──────── Input rows
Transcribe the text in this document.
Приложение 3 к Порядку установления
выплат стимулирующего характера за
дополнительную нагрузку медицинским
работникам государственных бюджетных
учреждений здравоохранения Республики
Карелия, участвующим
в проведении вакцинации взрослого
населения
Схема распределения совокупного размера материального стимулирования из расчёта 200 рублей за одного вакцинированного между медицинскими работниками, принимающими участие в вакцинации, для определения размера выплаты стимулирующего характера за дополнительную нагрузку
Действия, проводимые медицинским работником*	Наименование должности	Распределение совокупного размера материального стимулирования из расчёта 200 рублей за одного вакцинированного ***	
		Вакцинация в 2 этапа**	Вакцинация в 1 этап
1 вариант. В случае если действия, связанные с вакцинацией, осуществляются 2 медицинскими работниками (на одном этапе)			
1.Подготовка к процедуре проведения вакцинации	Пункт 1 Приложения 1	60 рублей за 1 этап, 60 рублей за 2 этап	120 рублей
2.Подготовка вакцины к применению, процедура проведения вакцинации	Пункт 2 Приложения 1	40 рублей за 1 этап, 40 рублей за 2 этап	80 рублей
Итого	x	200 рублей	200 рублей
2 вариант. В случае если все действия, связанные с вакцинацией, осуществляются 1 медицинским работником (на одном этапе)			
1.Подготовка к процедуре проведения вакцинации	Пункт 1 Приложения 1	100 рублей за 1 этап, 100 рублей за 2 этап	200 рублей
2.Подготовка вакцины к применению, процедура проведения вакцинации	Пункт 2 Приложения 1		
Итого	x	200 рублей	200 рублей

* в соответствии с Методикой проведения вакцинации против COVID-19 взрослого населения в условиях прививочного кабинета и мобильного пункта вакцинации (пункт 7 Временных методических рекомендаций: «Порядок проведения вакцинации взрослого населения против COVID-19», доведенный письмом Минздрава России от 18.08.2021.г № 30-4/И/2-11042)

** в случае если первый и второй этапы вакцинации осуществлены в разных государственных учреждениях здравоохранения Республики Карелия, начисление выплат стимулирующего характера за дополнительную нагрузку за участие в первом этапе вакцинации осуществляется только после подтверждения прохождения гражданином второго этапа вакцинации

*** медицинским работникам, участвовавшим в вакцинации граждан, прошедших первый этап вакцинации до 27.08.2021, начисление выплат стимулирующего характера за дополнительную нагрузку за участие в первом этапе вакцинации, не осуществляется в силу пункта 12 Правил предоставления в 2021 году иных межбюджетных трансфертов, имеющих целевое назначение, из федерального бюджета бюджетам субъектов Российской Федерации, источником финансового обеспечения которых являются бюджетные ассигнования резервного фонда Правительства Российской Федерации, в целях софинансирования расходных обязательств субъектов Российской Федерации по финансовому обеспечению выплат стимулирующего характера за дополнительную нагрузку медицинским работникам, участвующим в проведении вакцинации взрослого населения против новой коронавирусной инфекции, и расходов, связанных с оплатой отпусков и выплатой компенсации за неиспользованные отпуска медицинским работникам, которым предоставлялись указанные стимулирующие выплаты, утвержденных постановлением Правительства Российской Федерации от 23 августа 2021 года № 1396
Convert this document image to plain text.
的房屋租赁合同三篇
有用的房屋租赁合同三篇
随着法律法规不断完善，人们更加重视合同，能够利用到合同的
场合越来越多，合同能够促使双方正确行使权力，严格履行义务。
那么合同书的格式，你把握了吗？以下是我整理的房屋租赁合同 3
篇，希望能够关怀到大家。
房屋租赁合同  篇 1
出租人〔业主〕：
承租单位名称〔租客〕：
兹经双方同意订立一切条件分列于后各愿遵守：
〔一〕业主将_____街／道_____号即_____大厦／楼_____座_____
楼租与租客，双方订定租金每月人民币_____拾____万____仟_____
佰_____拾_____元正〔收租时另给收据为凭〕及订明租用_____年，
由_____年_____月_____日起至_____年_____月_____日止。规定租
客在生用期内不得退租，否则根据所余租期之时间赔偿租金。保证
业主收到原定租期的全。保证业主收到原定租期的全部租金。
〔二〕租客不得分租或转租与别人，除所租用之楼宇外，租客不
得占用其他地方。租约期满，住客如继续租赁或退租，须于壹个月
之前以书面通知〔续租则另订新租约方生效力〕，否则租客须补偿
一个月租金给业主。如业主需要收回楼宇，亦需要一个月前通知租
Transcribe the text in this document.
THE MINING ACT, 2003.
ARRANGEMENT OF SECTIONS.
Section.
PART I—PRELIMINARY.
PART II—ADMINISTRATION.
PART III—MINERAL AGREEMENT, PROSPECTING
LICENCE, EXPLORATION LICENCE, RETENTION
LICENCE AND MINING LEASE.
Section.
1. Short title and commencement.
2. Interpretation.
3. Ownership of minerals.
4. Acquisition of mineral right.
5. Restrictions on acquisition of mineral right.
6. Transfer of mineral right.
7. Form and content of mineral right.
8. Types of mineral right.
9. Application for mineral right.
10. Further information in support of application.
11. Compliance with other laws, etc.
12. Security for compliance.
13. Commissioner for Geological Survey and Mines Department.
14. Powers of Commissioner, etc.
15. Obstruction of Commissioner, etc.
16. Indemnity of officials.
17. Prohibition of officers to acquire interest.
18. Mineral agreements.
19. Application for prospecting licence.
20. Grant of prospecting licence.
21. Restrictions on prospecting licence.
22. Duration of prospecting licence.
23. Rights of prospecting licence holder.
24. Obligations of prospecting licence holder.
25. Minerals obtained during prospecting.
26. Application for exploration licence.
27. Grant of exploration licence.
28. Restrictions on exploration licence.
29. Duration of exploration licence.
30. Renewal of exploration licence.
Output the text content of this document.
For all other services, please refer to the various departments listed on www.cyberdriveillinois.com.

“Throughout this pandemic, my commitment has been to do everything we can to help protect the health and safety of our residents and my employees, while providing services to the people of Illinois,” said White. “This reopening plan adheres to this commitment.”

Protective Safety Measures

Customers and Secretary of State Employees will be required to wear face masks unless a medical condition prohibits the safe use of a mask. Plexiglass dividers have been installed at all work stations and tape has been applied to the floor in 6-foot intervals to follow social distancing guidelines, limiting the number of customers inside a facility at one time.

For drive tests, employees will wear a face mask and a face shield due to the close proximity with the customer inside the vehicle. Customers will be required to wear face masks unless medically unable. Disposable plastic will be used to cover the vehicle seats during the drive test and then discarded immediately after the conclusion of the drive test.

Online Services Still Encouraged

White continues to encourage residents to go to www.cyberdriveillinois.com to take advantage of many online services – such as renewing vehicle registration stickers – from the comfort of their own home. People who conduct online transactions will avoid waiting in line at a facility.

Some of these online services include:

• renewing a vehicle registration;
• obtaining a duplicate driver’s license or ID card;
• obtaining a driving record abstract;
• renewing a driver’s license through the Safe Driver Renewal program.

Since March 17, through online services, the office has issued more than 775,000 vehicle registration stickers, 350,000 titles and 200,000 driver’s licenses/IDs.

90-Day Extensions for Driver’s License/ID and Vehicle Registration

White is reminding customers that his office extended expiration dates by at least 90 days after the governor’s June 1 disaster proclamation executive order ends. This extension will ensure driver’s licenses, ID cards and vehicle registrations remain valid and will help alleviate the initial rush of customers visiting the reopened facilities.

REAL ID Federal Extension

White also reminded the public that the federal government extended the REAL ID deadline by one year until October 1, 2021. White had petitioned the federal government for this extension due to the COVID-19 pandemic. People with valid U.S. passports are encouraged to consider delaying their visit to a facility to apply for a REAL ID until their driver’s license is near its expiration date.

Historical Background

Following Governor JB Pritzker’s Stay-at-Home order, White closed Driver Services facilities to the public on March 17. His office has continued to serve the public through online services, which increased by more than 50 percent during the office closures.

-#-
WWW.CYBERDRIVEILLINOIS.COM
────────────────
* _What you should do_: Track down all lines above with the string "вариант" and copy them.

* _Final result_:
1 вариант. В случае если действия, связанные с вакцинацией, осуществляются 2 медицинскими работниками (на одном этапе)			
2 вариант. В случае если все действия, связанные с вакцинацией, осуществляются 1 медицинским работником (на одном этапе)			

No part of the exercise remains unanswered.